Problem to work on ::
Repeat each line exactly, leaving nothing out.

Source data ::
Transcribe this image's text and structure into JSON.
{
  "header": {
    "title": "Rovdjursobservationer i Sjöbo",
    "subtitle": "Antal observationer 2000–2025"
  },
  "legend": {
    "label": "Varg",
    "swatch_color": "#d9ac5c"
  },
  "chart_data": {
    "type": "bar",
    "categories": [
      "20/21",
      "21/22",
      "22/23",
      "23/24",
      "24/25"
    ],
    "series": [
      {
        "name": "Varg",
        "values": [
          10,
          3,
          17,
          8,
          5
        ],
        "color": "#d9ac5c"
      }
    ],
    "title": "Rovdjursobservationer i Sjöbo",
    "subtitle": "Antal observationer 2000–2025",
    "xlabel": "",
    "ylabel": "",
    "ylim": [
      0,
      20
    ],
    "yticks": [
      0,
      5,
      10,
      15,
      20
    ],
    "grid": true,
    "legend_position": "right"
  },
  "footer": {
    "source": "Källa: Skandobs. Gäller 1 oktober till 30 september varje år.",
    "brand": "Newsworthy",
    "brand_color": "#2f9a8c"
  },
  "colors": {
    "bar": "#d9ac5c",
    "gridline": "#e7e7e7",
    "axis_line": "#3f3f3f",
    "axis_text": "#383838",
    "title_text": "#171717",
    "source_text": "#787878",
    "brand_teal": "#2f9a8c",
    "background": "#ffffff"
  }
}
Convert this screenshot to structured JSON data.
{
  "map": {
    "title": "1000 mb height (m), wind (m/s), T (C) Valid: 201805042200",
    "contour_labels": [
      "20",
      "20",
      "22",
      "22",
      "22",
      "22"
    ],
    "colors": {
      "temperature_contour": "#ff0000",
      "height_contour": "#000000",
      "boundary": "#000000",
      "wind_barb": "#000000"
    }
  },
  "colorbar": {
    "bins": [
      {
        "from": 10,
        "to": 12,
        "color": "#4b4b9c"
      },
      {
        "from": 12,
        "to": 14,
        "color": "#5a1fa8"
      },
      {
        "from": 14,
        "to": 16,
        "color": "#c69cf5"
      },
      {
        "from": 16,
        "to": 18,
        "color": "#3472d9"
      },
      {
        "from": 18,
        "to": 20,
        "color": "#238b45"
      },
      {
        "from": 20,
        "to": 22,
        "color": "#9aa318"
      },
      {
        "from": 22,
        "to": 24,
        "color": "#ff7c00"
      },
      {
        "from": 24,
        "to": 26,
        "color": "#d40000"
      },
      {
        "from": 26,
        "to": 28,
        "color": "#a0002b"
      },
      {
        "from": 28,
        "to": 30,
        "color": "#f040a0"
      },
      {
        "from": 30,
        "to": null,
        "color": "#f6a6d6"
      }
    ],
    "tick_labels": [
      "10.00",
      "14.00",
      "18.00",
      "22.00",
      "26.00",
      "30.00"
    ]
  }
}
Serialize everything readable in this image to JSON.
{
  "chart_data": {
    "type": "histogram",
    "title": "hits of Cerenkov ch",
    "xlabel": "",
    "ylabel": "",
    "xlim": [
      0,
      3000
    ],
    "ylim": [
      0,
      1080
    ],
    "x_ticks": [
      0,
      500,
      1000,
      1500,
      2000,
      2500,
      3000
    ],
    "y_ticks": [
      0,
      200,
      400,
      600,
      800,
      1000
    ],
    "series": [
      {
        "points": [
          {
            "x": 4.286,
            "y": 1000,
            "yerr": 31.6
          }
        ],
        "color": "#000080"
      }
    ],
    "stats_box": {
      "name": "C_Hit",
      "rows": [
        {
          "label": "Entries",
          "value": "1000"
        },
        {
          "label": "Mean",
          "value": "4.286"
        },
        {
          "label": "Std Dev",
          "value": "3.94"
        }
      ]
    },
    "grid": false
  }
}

Final answer ::
Transcribe this image's text and structure into JSON.
{
  "header": {
    "title": "Rovdjursobservationer i Sjöbo",
    "subtitle": "Antal observationer 2000–2025"
  },
  "legend": {
    "label": "Varg",
    "swatch_color": "#d9ac5c"
  },
  "chart_data": {
    "type": "bar",
    "categories": [
      "20/21",
      "21/22",
      "22/23",
      "23/24",
      "24/25"
    ],
    "series": [
      {
        "name": "Varg",
        "values": [
          10,
          3,
          17,
          8,
          5
        ],
        "color": "#d9ac5c"
      }
    ],
    "title": "Rovdjursobservationer i Sjöbo",
    "subtitle": "Antal observationer 2000–2025",
    "xlabel": "",
    "ylabel": "",
    "ylim": [
      0,
      20
    ],
    "yticks": [
      0,
      5,
      10,
      15,
      20
    ],
    "grid": true,
    "legend_position": "right"
  },
  "footer": {
    "source": "Källa: Skandobs. Gäller 1 oktober till 30 september varje år.",
    "brand": "Newsworthy",
    "brand_color": "#2f9a8c"
  },
  "colors": {
    "bar": "#d9ac5c",
    "gridline": "#e7e7e7",
    "axis_line": "#3f3f3f",
    "axis_text": "#383838",
    "title_text": "#171717",
    "source_text": "#787878",
    "brand_teal": "#2f9a8c",
    "background": "#ffffff"
  }
}
Convert this screenshot to structured JSON data.
{
  "map": {
    "title": "1000 mb height (m), wind (m/s), T (C) Valid: 201805042200",
    "contour_labels": [
      "20",
      "20",
      "22",
      "22",
      "22",
      "22"
    ],
    "colors": {
      "temperature_contour": "#ff0000",
      "height_contour": "#000000",
      "boundary": "#000000",
      "wind_barb": "#000000"
    }
  },
  "colorbar": {
    "bins": [
      {
        "from": 10,
        "to": 12,
        "color": "#4b4b9c"
      },
      {
        "from": 12,
        "to": 14,
        "color": "#5a1fa8"
      },
      {
        "from": 14,
        "to": 16,
        "color": "#c69cf5"
      },
      {
        "from": 16,
        "to": 18,
        "color": "#3472d9"
      },
      {
        "from": 18,
        "to": 20,
        "color": "#238b45"
      },
      {
        "from": 20,
        "to": 22,
        "color": "#9aa318"
      },
      {
        "from": 22,
        "to": 24,
        "color": "#ff7c00"
      },
      {
        "from": 24,
        "to": 26,
        "color": "#d40000"
      },
      {
        "from": 26,
        "to": 28,
        "color": "#a0002b"
      },
      {
        "from": 28,
        "to": 30,
        "color": "#f040a0"
      },
      {
        "from": 30,
        "to": null,
        "color": "#f6a6d6"
      }
    ],
    "tick_labels": [
      "10.00",
      "14.00",
      "18.00",
      "22.00",
      "26.00",
      "30.00"
    ]
  }
}
Serialize everything readable in this image to JSON.
{
  "chart_data": {
    "type": "histogram",
    "title": "hits of Cerenkov ch",
    "xlabel": "",
    "ylabel": "",
    "xlim": [
      0,
      3000
    ],
    "ylim": [
      0,
      1080
    ],
    "x_ticks": [
      0,
      500,
      1000,
      1500,
      2000,
      2500,
      3000
    ],
    "y_ticks": [
      0,
      200,
      400,
      600,
      800,
      1000
    ],
    "series": [
      {
        "points": [
          {
            "x": 4.286,
            "y": 1000,
            "yerr": 31.6
          }
        ],
        "color": "#000080"
      }
    ],
    "stats_box": {
      "name": "C_Hit",
      "rows": [
        {
          "label": "Entries",
          "value": "1000"
        },
        {
          "label": "Mean",
          "value": "4.286"
        },
        {
          "label": "Std Dev",
          "value": "3.94"
        }
      ]
    },
    "grid": false
  }
}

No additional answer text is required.